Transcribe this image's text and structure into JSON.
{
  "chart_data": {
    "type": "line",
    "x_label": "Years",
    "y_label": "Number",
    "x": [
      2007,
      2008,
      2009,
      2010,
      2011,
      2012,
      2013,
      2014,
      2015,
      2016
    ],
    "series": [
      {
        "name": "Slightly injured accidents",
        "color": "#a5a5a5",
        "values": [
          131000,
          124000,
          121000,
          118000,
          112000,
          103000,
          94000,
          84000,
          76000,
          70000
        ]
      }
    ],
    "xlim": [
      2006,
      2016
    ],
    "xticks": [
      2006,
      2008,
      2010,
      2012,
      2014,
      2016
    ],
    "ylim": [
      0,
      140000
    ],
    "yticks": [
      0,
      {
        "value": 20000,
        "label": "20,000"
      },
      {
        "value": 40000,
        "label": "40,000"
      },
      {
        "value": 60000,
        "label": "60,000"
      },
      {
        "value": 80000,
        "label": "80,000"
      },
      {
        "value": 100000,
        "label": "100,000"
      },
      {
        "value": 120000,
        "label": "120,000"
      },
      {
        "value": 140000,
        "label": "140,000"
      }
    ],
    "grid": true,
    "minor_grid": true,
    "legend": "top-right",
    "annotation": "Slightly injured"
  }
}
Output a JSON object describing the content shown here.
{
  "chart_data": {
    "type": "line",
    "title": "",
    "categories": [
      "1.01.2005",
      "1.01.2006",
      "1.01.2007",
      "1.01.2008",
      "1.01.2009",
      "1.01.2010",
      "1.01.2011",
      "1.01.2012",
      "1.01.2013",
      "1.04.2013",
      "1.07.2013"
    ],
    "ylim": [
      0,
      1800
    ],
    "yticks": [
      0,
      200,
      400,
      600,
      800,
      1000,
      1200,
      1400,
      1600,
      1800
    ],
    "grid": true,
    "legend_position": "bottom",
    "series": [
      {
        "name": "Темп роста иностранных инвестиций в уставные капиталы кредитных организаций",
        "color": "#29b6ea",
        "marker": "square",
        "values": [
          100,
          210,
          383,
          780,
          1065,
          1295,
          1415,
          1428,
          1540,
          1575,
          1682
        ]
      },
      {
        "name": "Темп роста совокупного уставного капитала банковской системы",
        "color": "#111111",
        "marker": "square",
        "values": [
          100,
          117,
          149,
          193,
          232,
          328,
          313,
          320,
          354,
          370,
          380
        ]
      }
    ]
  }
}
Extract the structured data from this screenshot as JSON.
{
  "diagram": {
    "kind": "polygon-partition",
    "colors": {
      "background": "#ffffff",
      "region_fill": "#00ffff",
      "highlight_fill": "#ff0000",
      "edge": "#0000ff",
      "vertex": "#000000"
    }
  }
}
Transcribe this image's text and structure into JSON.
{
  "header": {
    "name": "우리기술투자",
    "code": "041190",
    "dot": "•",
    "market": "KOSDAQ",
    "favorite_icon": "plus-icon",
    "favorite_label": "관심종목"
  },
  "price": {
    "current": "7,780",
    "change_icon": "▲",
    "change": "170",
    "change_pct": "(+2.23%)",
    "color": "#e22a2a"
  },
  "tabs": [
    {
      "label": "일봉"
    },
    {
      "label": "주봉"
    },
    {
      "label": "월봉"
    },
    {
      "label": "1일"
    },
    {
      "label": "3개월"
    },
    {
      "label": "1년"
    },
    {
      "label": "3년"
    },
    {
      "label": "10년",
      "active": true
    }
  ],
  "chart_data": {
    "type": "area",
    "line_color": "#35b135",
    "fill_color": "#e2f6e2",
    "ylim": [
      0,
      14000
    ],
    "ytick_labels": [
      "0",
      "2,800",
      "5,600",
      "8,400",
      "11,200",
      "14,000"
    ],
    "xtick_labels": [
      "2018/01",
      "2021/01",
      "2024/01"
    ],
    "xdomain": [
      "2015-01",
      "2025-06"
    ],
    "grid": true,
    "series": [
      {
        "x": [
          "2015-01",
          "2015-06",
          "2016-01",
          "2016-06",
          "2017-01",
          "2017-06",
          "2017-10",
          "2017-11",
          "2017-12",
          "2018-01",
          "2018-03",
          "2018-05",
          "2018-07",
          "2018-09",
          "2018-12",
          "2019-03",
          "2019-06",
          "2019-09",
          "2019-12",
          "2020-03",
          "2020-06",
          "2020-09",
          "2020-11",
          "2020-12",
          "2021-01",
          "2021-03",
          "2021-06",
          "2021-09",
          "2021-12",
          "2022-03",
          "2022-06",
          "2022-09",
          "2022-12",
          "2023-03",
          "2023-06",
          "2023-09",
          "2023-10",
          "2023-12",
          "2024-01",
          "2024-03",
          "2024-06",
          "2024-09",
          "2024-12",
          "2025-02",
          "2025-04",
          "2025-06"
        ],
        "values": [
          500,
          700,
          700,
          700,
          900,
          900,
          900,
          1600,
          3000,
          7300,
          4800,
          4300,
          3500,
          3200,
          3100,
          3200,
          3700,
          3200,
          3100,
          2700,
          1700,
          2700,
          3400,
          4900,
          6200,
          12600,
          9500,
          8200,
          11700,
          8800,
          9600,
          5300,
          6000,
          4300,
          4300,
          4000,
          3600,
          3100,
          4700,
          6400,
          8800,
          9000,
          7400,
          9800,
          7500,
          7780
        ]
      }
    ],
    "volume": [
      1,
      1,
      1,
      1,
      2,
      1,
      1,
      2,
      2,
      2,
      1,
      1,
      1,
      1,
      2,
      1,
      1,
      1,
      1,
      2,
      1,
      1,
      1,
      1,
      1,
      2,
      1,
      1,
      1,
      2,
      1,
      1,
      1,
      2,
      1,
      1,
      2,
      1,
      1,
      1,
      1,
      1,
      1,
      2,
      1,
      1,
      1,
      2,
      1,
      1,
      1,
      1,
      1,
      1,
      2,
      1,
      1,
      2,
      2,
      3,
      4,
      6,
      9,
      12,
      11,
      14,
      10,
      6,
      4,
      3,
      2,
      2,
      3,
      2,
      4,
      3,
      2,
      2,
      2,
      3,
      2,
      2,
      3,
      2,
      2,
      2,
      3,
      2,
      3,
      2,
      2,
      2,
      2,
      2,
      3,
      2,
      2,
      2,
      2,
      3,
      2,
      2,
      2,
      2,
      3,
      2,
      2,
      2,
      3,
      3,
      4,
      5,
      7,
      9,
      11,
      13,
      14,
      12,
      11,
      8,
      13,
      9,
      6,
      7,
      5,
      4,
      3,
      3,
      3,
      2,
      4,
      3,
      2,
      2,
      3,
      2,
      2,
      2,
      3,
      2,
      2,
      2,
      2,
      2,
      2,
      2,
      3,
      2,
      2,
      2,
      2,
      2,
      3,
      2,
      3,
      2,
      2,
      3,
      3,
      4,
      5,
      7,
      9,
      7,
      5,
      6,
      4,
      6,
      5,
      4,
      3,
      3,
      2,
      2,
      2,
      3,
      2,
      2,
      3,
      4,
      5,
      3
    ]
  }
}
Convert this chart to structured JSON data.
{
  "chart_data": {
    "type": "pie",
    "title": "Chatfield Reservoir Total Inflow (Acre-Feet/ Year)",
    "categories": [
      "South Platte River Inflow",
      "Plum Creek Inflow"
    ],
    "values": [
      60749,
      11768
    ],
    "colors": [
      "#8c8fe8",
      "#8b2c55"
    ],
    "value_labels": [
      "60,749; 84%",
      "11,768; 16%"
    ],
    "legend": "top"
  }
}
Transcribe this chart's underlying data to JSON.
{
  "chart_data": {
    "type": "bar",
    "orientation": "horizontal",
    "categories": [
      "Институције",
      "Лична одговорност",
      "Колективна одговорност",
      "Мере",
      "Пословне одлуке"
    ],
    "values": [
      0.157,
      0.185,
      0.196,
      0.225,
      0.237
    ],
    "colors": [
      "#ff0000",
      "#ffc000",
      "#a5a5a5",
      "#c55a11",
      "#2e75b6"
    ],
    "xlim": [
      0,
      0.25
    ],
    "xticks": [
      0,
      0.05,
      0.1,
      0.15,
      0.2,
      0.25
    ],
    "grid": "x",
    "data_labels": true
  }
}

■ Work required
Starting at the line that contains "Transcribe this chart's", retype each line through the end of the listing above and nothing else.

■ Exercise solution
Transcribe this chart's underlying data to JSON.
{
  "chart_data": {
    "type": "bar",
    "orientation": "horizontal",
    "categories": [
      "Институције",
      "Лична одговорност",
      "Колективна одговорност",
      "Мере",
      "Пословне одлуке"
    ],
    "values": [
      0.157,
      0.185,
      0.196,
      0.225,
      0.237
    ],
    "colors": [
      "#ff0000",
      "#ffc000",
      "#a5a5a5",
      "#c55a11",
      "#2e75b6"
    ],
    "xlim": [
      0,
      0.25
    ],
    "xticks": [
      0,
      0.05,
      0.1,
      0.15,
      0.2,
      0.25
    ],
    "grid": "x",
    "data_labels": true
  }
}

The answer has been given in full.